**TASK GOAL**: Give a verbatim copy of the lines below, minus the pictures.

**DATASET**:
--- BEGIN ---

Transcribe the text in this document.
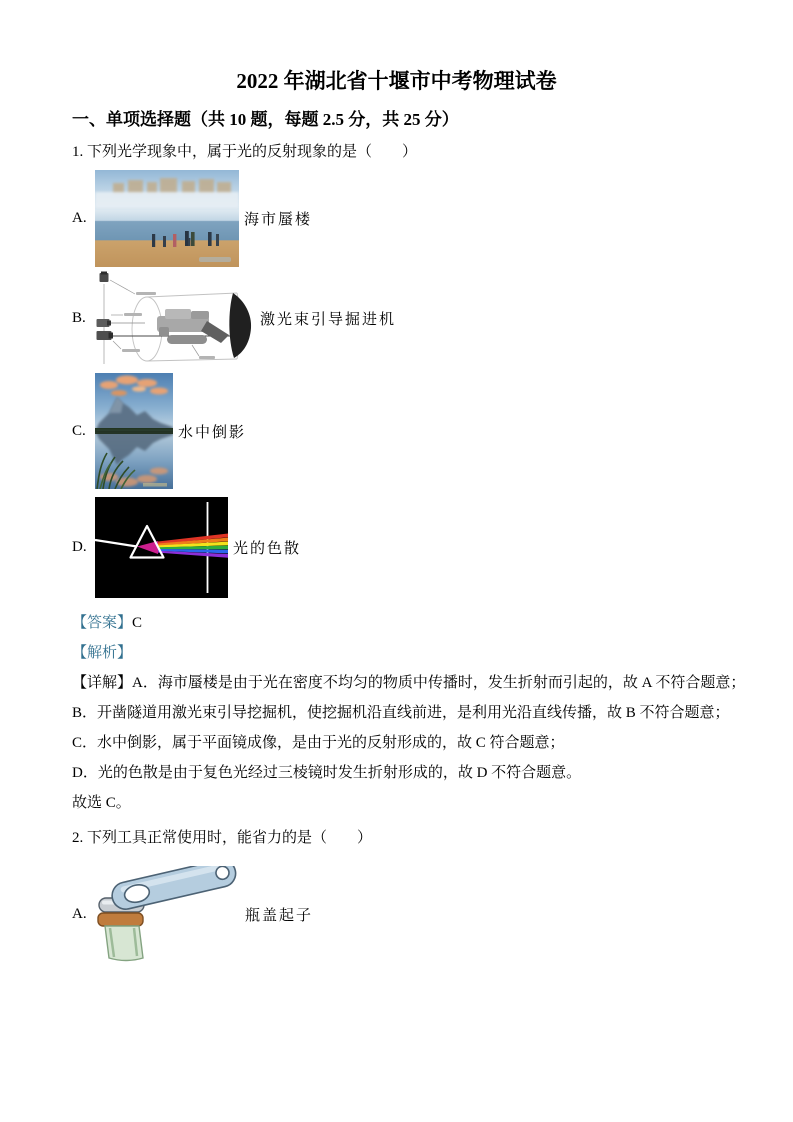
2022 年湖北省十堰市中考物理试卷
一、单项选择题（共 10 题，每题 2.5 分，共 25 分）

1. 下列光学现象中，属于光的反射现象的是（　　）

A.	海市蜃楼
B.	激光束引导掘进机
C.	水中倒影
D.	光的色散

【答案】C

【解析】

【详解】A．海市蜃楼是由于光在密度不均匀的物质中传播时，发生折射而引起的，故 A 不符合题意；

B．开凿隧道用激光束引导挖掘机，使挖掘机沿直线前进，是利用光沿直线传播，故 B 不符合题意；

C．水中倒影，属于平面镜成像，是由于光的反射形成的，故 C 符合题意；

D．光的色散是由于复色光经过三棱镜时发生折射形成的，故 D 不符合题意。

故选 C。

2. 下列工具正常使用时，能省力的是（　　）

A.	瓶盖起子
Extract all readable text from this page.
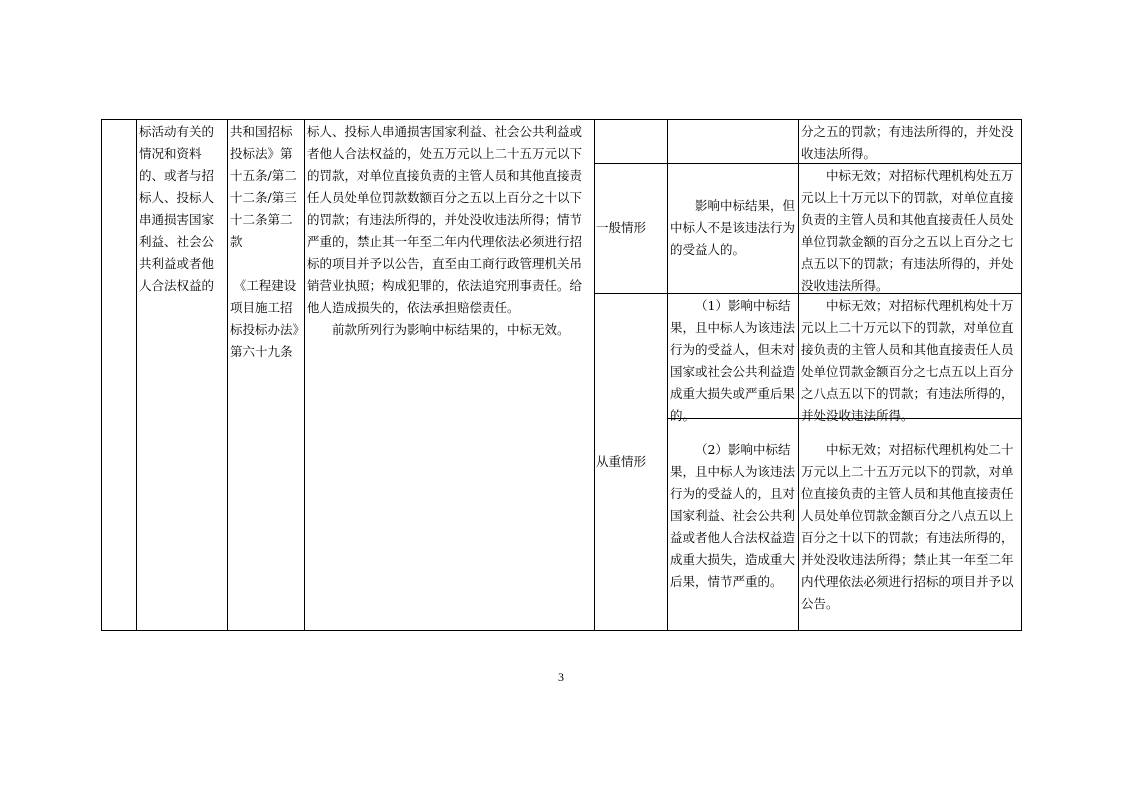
标活动有关的情况和资料的、或者与招标人、投标人串通损害国家利益、社会公共利益或者他人合法权益的

共和国招标投标法》第十五条/第二十二条/第三十二条第二款

《工程建设项目施工招标投标办法》第六十九条

标人、投标人串通损害国家利益、社会公共利益或者他人合法权益的，处五万元以上二十五万元以下的罚款，对单位直接负责的主管人员和其他直接责任人员处单位罚款数额百分之五以上百分之十以下的罚款；有违法所得的，并处没收违法所得；情节严重的，禁止其一年至二年内代理依法必须进行招标的项目并予以公告，直至由工商行政管理机关吊销营业执照；构成犯罪的，依法追究刑事责任。给他人造成损失的，依法承担赔偿责任。

前款所列行为影响中标结果的，中标无效。

分之五的罚款；有违法所得的，并处没收违法所得。
一般情形

影响中标结果，但中标人不是该违法行为的受益人的。

中标无效；对招标代理机构处五万元以上十万元以下的罚款，对单位直接负责的主管人员和其他直接责任人员处单位罚款金额的百分之五以上百分之七点五以下的罚款；有违法所得的，并处没收违法所得。

从重情形

（1）影响中标结果，且中标人为该违法行为的受益人，但未对国家或社会公共利益造成重大损失或严重后果的。

中标无效；对招标代理机构处十万元以上二十万元以下的罚款，对单位直接负责的主管人员和其他直接责任人员处单位罚款金额百分之七点五以上百分之八点五以下的罚款；有违法所得的，并处没收违法所得。

（2）影响中标结果，且中标人为该违法行为的受益人的，且对国家利益、社会公共利益或者他人合法权益造成重大损失，造成重大后果，情节严重的。

中标无效；对招标代理机构处二十万元以上二十五万元以下的罚款，对单位直接负责的主管人员和其他直接责任人员处单位罚款金额百分之八点五以上百分之十以下的罚款；有违法所得的，并处没收违法所得；禁止其一年至二年内代理依法必须进行招标的项目并予以公告。

3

--- END ---

**WRITTEN ANSWER**:
Transcribe the text in this document.
2022 年湖北省十堰市中考物理试卷
一、单项选择题（共 10 题，每题 2.5 分，共 25 分）

1. 下列光学现象中，属于光的反射现象的是（　　）

A.	海市蜃楼
B.	激光束引导掘进机
C.	水中倒影
D.	光的色散

【答案】C

【解析】

【详解】A．海市蜃楼是由于光在密度不均匀的物质中传播时，发生折射而引起的，故 A 不符合题意；

B．开凿隧道用激光束引导挖掘机，使挖掘机沿直线前进，是利用光沿直线传播，故 B 不符合题意；

C．水中倒影，属于平面镜成像，是由于光的反射形成的，故 C 符合题意；

D．光的色散是由于复色光经过三棱镜时发生折射形成的，故 D 不符合题意。

故选 C。

2. 下列工具正常使用时，能省力的是（　　）

A.	瓶盖起子
Extract all readable text from this page.
标活动有关的情况和资料的、或者与招标人、投标人串通损害国家利益、社会公共利益或者他人合法权益的

共和国招标投标法》第十五条/第二十二条/第三十二条第二款

《工程建设项目施工招标投标办法》第六十九条

标人、投标人串通损害国家利益、社会公共利益或者他人合法权益的，处五万元以上二十五万元以下的罚款，对单位直接负责的主管人员和其他直接责任人员处单位罚款数额百分之五以上百分之十以下的罚款；有违法所得的，并处没收违法所得；情节严重的，禁止其一年至二年内代理依法必须进行招标的项目并予以公告，直至由工商行政管理机关吊销营业执照；构成犯罪的，依法追究刑事责任。给他人造成损失的，依法承担赔偿责任。

前款所列行为影响中标结果的，中标无效。

分之五的罚款；有违法所得的，并处没收违法所得。
一般情形

影响中标结果，但中标人不是该违法行为的受益人的。

中标无效；对招标代理机构处五万元以上十万元以下的罚款，对单位直接负责的主管人员和其他直接责任人员处单位罚款金额的百分之五以上百分之七点五以下的罚款；有违法所得的，并处没收违法所得。

从重情形

（1）影响中标结果，且中标人为该违法行为的受益人，但未对国家或社会公共利益造成重大损失或严重后果的。

中标无效；对招标代理机构处十万元以上二十万元以下的罚款，对单位直接负责的主管人员和其他直接责任人员处单位罚款金额百分之七点五以上百分之八点五以下的罚款；有违法所得的，并处没收违法所得。

（2）影响中标结果，且中标人为该违法行为的受益人的，且对国家利益、社会公共利益或者他人合法权益造成重大损失，造成重大后果，情节严重的。

中标无效；对招标代理机构处二十万元以上二十五万元以下的罚款，对单位直接负责的主管人员和其他直接责任人员处单位罚款金额百分之八点五以上百分之十以下的罚款；有违法所得的，并处没收违法所得；禁止其一年至二年内代理依法必须进行招标的项目并予以公告。

3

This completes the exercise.